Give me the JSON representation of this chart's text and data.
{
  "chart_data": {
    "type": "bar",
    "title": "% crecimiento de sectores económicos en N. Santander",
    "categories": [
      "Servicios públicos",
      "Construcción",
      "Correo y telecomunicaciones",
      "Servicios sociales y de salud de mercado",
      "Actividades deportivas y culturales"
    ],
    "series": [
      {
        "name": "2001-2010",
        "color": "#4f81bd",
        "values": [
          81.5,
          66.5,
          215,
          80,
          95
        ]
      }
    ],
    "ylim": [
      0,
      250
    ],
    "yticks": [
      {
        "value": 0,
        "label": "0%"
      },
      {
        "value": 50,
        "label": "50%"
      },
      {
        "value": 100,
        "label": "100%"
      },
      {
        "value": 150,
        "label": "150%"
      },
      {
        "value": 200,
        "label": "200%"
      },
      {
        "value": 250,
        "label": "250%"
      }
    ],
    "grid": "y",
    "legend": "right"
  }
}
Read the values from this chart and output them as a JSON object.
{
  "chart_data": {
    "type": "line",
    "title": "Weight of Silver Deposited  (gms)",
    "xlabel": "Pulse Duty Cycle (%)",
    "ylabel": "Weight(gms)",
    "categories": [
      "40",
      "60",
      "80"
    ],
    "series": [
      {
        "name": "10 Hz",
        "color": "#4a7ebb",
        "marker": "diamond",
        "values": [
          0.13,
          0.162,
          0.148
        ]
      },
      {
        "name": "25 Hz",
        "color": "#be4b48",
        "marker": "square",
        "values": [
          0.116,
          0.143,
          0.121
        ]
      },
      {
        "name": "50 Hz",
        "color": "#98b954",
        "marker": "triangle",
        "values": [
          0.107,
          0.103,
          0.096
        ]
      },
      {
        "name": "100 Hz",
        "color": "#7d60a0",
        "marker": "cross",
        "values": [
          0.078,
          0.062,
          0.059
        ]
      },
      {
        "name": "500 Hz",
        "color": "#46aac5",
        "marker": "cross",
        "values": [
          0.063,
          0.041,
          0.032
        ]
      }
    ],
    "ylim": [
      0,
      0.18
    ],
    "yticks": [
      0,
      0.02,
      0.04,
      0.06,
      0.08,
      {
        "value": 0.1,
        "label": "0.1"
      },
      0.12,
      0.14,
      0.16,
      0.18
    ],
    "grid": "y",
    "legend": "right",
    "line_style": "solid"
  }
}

· · ·

WHAT IS EXPECTED: Return all of the data word for word.

REPLY:
Give me the JSON representation of this chart's text and data.
{
  "chart_data": {
    "type": "bar",
    "title": "% crecimiento de sectores económicos en N. Santander",
    "categories": [
      "Servicios públicos",
      "Construcción",
      "Correo y telecomunicaciones",
      "Servicios sociales y de salud de mercado",
      "Actividades deportivas y culturales"
    ],
    "series": [
      {
        "name": "2001-2010",
        "color": "#4f81bd",
        "values": [
          81.5,
          66.5,
          215,
          80,
          95
        ]
      }
    ],
    "ylim": [
      0,
      250
    ],
    "yticks": [
      {
        "value": 0,
        "label": "0%"
      },
      {
        "value": 50,
        "label": "50%"
      },
      {
        "value": 100,
        "label": "100%"
      },
      {
        "value": 150,
        "label": "150%"
      },
      {
        "value": 200,
        "label": "200%"
      },
      {
        "value": 250,
        "label": "250%"
      }
    ],
    "grid": "y",
    "legend": "right"
  }
}
Read the values from this chart and output them as a JSON object.
{
  "chart_data": {
    "type": "line",
    "title": "Weight of Silver Deposited  (gms)",
    "xlabel": "Pulse Duty Cycle (%)",
    "ylabel": "Weight(gms)",
    "categories": [
      "40",
      "60",
      "80"
    ],
    "series": [
      {
        "name": "10 Hz",
        "color": "#4a7ebb",
        "marker": "diamond",
        "values": [
          0.13,
          0.162,
          0.148
        ]
      },
      {
        "name": "25 Hz",
        "color": "#be4b48",
        "marker": "square",
        "values": [
          0.116,
          0.143,
          0.121
        ]
      },
      {
        "name": "50 Hz",
        "color": "#98b954",
        "marker": "triangle",
        "values": [
          0.107,
          0.103,
          0.096
        ]
      },
      {
        "name": "100 Hz",
        "color": "#7d60a0",
        "marker": "cross",
        "values": [
          0.078,
          0.062,
          0.059
        ]
      },
      {
        "name": "500 Hz",
        "color": "#46aac5",
        "marker": "cross",
        "values": [
          0.063,
          0.041,
          0.032
        ]
      }
    ],
    "ylim": [
      0,
      0.18
    ],
    "yticks": [
      0,
      0.02,
      0.04,
      0.06,
      0.08,
      {
        "value": 0.1,
        "label": "0.1"
      },
      0.12,
      0.14,
      0.16,
      0.18
    ],
    "grid": "y",
    "legend": "right",
    "line_style": "solid"
  }
}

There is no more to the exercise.